◆ Records supplied ◆
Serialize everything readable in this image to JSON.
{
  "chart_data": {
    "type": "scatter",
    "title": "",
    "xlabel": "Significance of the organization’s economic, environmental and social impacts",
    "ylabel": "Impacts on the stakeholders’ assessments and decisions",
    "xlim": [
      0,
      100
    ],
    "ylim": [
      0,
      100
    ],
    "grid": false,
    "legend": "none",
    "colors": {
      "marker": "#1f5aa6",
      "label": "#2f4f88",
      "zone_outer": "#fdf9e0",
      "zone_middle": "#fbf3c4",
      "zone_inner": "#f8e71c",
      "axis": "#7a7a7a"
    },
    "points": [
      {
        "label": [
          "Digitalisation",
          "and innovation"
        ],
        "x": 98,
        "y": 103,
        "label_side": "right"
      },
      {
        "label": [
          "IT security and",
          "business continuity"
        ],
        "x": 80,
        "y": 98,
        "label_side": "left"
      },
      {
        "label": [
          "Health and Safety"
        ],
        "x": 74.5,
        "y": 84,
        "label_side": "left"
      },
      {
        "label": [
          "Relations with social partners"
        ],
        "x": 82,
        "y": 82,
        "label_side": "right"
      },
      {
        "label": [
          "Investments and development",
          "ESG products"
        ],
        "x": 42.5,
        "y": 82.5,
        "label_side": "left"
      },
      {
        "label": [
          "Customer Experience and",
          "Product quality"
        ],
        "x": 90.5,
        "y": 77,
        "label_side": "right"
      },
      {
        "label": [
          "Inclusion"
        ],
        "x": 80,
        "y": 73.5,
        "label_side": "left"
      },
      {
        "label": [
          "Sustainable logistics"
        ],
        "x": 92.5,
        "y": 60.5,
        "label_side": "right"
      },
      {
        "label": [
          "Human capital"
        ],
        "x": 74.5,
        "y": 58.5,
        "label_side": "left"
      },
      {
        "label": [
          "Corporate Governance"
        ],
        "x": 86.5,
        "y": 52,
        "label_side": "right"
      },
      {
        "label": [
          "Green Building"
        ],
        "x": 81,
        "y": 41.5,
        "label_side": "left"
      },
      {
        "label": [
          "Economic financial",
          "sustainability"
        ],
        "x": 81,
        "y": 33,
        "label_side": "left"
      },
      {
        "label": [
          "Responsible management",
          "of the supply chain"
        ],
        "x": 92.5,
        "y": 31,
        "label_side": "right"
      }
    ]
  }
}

◆ Task directions ◆
Copy all lines from the entries that contain the word "social".

◆ Result of the exercise ◆
    "xlabel": "Significance of the organization’s economic, environmental and social impacts",
          "Relations with social partners"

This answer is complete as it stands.